WHAT TO PRODUCE> Show all lines containing "this" from the data below.
● ● ●
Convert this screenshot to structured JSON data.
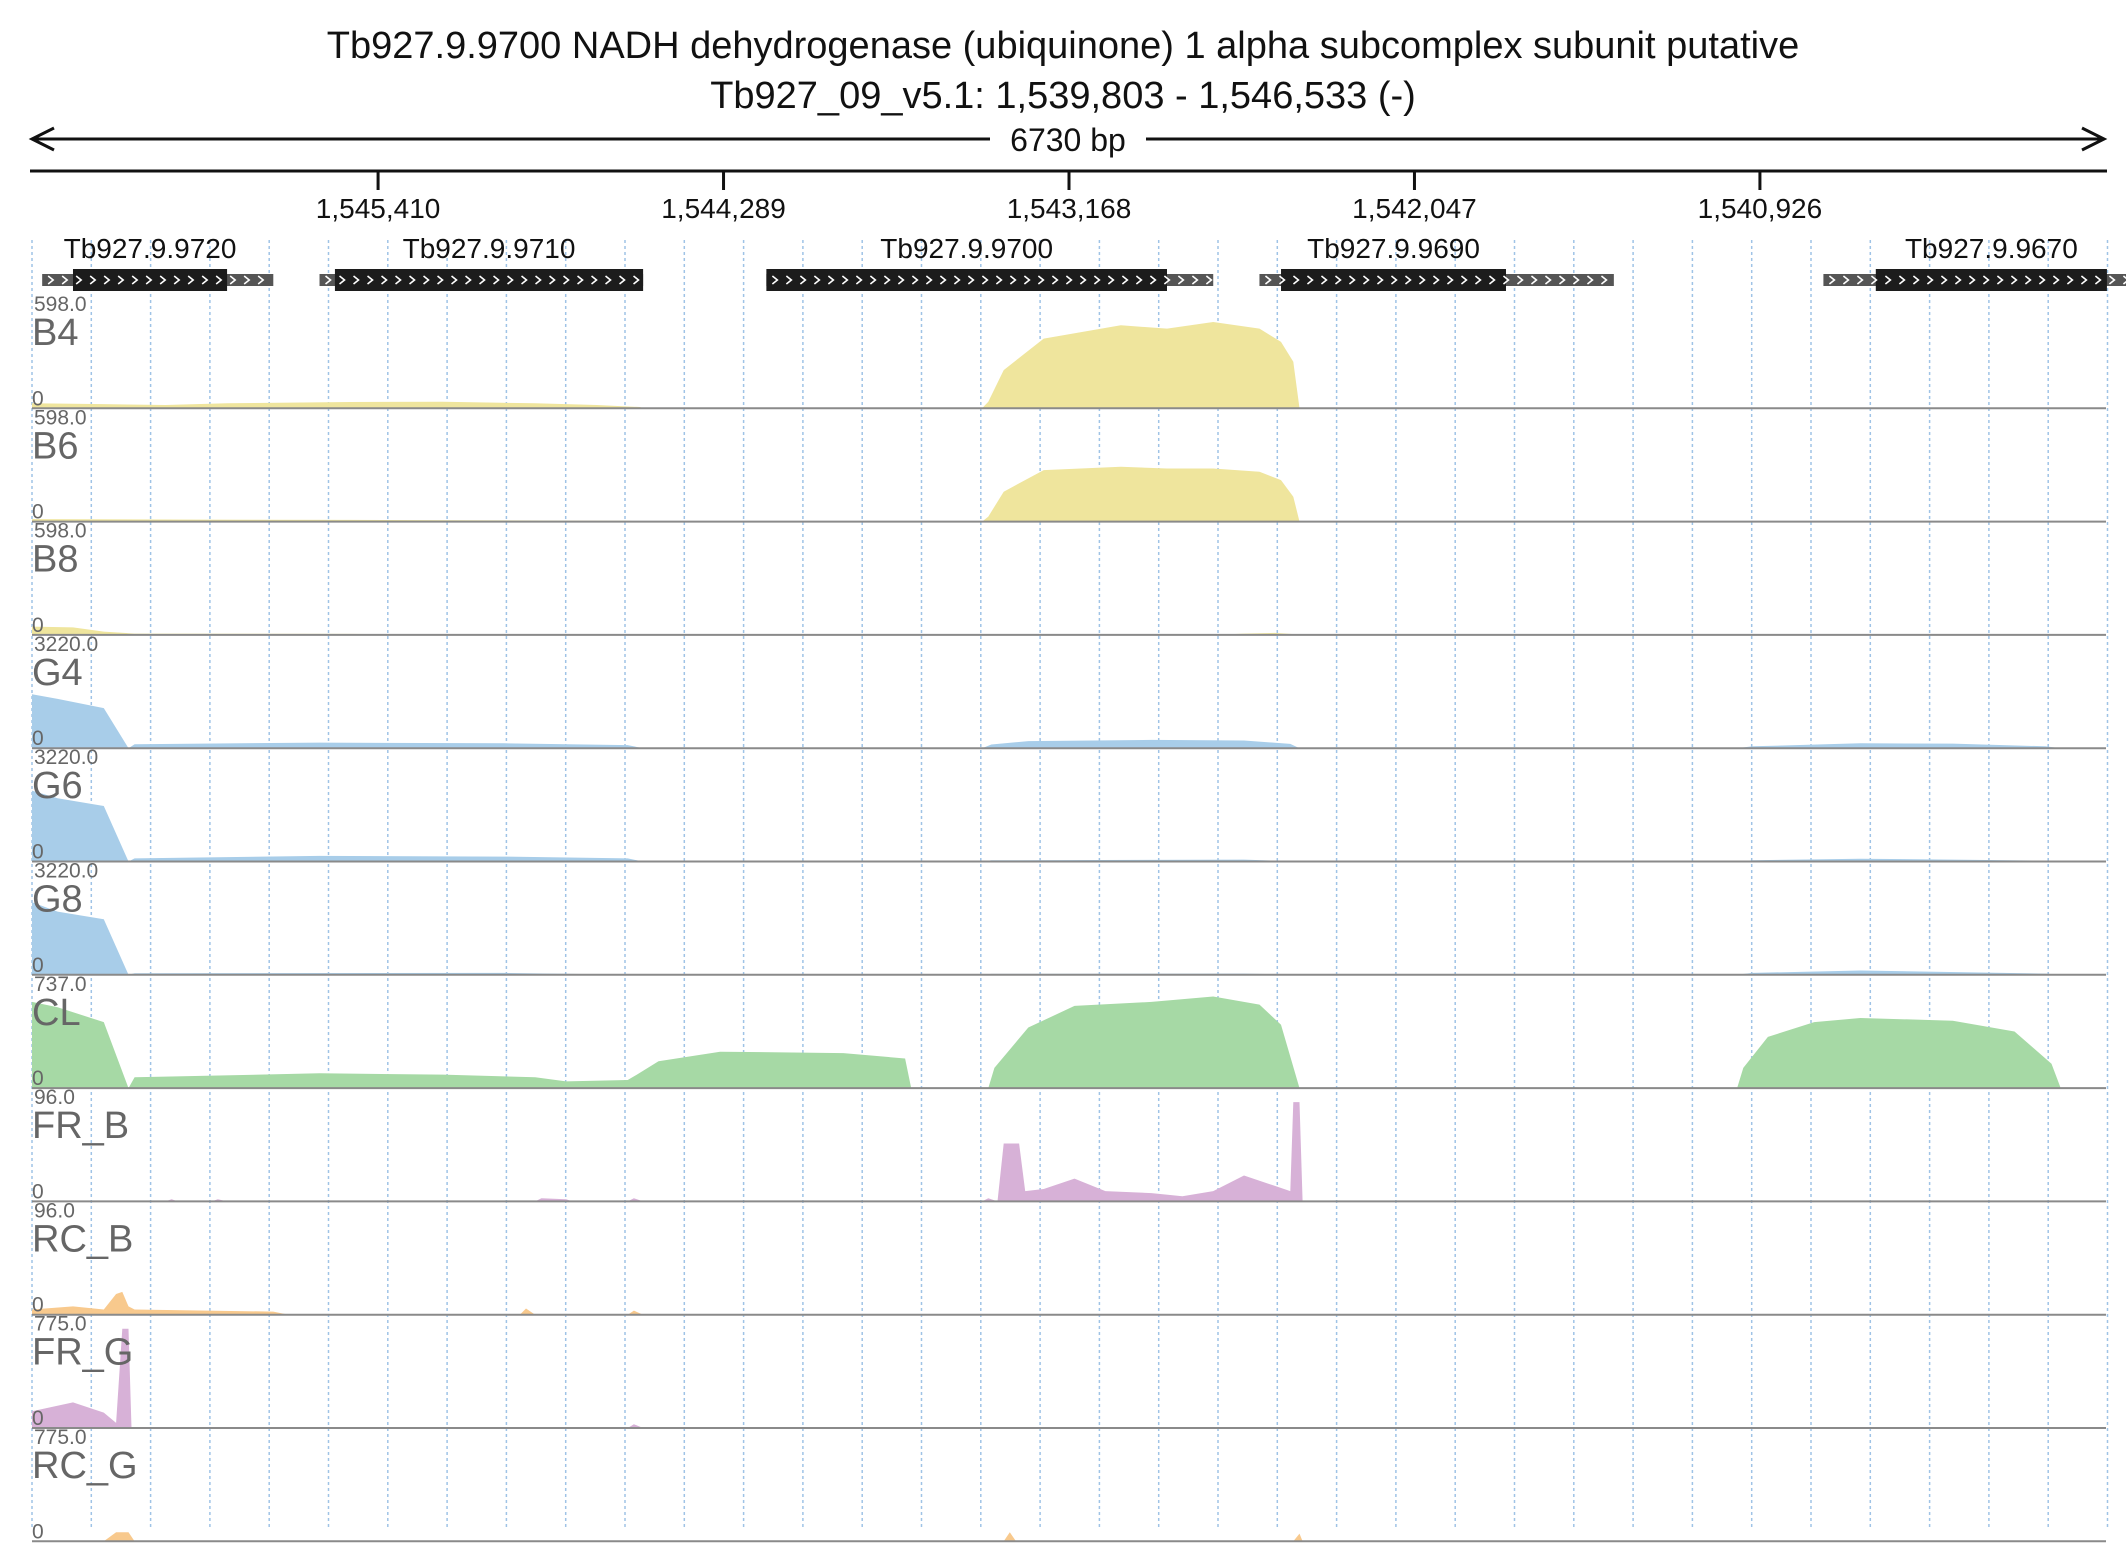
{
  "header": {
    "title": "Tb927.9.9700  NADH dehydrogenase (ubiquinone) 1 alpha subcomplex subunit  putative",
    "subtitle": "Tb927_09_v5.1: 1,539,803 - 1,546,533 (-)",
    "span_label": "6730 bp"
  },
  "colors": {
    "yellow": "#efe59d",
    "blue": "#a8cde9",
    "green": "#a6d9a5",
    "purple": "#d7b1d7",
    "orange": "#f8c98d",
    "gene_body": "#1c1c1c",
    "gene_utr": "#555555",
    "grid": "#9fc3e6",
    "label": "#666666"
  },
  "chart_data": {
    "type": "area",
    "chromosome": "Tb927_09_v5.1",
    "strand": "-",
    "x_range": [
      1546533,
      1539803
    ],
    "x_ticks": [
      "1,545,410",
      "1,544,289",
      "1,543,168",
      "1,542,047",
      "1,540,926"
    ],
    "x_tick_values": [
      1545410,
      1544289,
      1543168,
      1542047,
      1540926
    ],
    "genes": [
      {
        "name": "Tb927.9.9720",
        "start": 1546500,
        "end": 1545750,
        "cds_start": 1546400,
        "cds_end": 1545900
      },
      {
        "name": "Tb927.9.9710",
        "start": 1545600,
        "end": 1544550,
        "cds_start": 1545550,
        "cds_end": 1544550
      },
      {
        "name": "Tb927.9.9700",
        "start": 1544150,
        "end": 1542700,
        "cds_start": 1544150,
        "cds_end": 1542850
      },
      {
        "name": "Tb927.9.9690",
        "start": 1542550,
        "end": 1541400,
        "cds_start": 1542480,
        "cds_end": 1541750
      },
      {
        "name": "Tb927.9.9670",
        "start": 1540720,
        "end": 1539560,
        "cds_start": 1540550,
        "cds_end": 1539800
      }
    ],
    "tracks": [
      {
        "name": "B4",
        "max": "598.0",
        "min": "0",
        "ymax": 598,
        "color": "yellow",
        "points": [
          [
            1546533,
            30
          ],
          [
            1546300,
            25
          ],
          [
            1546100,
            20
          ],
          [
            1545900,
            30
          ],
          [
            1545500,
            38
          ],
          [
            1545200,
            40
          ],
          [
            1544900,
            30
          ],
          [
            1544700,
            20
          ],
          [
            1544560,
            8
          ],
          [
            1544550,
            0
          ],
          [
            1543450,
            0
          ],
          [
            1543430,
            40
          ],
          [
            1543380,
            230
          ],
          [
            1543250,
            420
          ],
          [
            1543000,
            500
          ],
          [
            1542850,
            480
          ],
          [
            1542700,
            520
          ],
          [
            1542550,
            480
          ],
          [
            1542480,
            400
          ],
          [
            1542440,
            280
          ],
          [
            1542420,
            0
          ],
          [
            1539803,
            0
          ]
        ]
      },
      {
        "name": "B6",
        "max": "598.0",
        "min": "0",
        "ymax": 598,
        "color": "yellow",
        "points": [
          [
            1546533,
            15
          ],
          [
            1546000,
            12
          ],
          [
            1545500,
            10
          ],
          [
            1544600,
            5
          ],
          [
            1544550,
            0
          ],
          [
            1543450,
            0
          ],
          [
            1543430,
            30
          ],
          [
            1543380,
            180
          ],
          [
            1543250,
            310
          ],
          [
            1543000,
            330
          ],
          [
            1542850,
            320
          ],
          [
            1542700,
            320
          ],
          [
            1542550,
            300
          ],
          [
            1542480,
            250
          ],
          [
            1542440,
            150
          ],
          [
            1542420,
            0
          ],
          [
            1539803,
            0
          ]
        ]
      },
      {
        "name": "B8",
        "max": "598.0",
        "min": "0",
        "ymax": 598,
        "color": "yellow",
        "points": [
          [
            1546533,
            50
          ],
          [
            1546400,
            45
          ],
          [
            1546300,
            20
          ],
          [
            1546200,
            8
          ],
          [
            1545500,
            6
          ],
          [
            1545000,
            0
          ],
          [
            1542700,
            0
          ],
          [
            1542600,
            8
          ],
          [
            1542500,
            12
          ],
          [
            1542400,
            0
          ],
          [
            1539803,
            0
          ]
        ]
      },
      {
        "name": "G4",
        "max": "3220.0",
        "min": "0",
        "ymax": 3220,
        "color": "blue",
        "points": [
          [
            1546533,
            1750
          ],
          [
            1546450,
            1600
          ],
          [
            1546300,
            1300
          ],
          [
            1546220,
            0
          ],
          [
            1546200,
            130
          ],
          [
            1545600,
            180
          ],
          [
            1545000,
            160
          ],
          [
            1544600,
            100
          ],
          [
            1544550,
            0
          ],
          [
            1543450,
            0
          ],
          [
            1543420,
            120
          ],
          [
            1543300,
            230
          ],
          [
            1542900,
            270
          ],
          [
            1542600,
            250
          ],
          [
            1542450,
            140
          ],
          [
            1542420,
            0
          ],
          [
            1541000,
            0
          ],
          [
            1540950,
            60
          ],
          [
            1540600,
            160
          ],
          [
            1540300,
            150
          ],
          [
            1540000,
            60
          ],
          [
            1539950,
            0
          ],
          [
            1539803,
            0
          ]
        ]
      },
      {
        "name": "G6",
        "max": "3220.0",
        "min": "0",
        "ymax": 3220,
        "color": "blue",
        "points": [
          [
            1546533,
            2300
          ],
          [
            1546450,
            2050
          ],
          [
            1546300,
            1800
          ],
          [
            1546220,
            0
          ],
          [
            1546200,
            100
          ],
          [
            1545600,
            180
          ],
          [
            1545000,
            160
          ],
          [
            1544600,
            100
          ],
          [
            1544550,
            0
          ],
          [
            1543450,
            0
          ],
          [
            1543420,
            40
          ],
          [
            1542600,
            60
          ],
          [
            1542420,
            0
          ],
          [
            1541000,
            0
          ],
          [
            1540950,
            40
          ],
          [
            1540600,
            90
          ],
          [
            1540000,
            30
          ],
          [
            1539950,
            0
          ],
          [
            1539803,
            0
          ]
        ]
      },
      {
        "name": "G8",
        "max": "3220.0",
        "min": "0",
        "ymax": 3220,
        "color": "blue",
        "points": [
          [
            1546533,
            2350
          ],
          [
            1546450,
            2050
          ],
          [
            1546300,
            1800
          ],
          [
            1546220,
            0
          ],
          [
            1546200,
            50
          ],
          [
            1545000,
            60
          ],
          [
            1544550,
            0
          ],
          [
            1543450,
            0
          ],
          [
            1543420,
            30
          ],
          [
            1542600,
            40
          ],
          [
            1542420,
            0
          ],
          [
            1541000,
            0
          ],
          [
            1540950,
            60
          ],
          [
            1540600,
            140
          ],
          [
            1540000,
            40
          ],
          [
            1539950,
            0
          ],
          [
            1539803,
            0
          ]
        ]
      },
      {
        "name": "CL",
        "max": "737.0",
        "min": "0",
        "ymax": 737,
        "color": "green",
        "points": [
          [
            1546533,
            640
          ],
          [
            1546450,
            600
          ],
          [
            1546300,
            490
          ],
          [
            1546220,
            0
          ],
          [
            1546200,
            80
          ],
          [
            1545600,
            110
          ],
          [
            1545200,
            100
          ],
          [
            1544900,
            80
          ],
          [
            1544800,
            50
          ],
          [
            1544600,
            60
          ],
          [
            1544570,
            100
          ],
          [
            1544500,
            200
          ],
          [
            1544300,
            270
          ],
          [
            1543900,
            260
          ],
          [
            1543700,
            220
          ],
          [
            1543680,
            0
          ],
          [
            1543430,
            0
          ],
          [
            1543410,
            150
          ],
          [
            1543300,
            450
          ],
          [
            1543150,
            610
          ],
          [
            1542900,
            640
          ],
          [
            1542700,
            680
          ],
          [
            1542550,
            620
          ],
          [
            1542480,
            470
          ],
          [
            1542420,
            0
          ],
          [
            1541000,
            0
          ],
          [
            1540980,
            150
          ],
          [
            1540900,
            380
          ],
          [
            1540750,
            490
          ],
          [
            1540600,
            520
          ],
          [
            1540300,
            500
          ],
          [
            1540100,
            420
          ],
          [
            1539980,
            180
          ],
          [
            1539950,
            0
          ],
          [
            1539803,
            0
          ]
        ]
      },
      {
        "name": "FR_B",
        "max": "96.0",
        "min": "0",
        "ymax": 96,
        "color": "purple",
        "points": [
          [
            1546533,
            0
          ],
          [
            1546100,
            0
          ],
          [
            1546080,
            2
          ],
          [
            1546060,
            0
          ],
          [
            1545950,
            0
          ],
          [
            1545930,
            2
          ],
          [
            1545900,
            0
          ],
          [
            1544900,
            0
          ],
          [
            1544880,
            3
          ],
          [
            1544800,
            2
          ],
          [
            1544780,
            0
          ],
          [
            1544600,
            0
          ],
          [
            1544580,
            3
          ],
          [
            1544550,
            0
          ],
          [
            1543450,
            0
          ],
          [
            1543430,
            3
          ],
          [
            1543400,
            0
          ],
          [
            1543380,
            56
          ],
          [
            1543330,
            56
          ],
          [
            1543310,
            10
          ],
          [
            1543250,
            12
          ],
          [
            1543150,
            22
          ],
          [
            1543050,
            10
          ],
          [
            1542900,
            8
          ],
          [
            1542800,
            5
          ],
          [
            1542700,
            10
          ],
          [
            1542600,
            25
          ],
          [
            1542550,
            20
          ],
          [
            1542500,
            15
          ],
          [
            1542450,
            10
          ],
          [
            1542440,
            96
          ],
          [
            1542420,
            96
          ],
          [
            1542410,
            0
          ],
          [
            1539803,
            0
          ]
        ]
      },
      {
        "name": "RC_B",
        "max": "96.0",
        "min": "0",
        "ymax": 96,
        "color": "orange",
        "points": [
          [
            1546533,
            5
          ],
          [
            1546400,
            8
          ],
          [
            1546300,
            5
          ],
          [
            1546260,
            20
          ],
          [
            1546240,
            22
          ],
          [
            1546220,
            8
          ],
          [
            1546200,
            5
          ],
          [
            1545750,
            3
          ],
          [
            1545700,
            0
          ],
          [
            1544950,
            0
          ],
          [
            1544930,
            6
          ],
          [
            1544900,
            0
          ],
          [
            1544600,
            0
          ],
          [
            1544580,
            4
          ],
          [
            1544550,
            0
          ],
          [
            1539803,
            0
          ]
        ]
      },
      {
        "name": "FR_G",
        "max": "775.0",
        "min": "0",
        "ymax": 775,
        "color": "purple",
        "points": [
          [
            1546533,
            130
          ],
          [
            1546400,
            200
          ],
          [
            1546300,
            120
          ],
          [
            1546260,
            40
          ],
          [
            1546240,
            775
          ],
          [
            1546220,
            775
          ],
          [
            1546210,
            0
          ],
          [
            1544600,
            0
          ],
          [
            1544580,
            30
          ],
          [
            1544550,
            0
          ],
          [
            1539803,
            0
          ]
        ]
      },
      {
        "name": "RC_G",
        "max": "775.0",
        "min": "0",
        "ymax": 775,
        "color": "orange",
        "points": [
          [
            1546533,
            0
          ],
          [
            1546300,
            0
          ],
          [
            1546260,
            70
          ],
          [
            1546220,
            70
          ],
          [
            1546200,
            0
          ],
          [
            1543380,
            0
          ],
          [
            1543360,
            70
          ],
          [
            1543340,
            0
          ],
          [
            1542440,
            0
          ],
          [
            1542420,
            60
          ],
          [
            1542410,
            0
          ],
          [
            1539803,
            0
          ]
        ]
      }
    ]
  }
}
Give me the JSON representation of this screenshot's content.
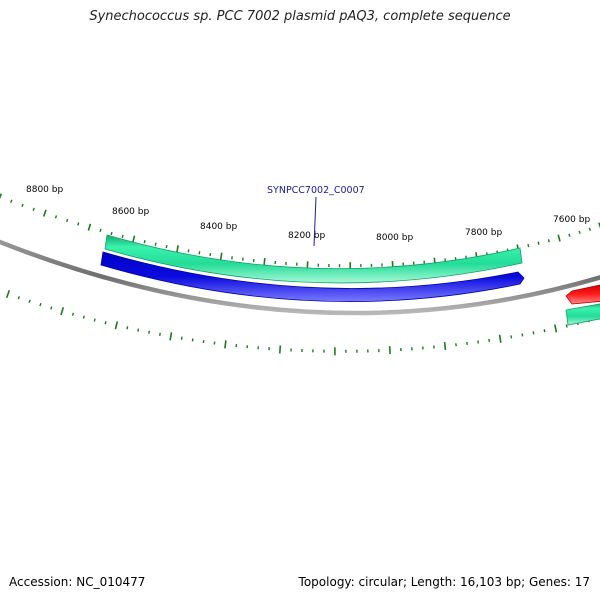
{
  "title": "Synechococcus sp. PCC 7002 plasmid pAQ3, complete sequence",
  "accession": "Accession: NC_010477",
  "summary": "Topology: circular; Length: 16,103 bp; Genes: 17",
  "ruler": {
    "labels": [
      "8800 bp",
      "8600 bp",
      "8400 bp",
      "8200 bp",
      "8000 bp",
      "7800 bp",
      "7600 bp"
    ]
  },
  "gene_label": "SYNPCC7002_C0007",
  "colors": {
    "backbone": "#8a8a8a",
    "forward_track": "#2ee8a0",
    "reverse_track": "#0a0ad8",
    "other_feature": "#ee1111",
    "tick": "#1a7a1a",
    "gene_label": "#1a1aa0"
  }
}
● ● ●
RESULT BELOW>
Convert this screenshot to structured JSON data.
Give me the JSON representation of this screenshot's content.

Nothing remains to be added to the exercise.